======== INPUT ROWS
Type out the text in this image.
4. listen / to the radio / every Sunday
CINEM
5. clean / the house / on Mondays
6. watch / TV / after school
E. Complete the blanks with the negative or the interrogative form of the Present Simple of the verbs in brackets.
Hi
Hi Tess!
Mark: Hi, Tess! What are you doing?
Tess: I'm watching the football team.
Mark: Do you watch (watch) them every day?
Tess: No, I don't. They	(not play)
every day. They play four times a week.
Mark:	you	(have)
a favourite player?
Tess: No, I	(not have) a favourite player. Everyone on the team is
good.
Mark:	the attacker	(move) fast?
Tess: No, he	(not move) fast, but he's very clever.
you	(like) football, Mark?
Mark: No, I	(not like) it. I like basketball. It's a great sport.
================
→ **WRITTEN REQUEST**:
Extract the complete data, matching each line exactly.

→ **RESPONSE TO THIS EXERCISE**:
Type out the text in this image.
4. listen / to the radio / every Sunday
CINEM
5. clean / the house / on Mondays
6. watch / TV / after school
E. Complete the blanks with the negative or the interrogative form of the Present Simple of the verbs in brackets.
Hi
Hi Tess!
Mark: Hi, Tess! What are you doing?
Tess: I'm watching the football team.
Mark: Do you watch (watch) them every day?
Tess: No, I don't. They	(not play)
every day. They play four times a week.
Mark:	you	(have)
a favourite player?
Tess: No, I	(not have) a favourite player. Everyone on the team is
good.
Mark:	the attacker	(move) fast?
Tess: No, he	(not move) fast, but he's very clever.
you	(like) football, Mark?
Mark: No, I	(not like) it. I like basketball. It's a great sport.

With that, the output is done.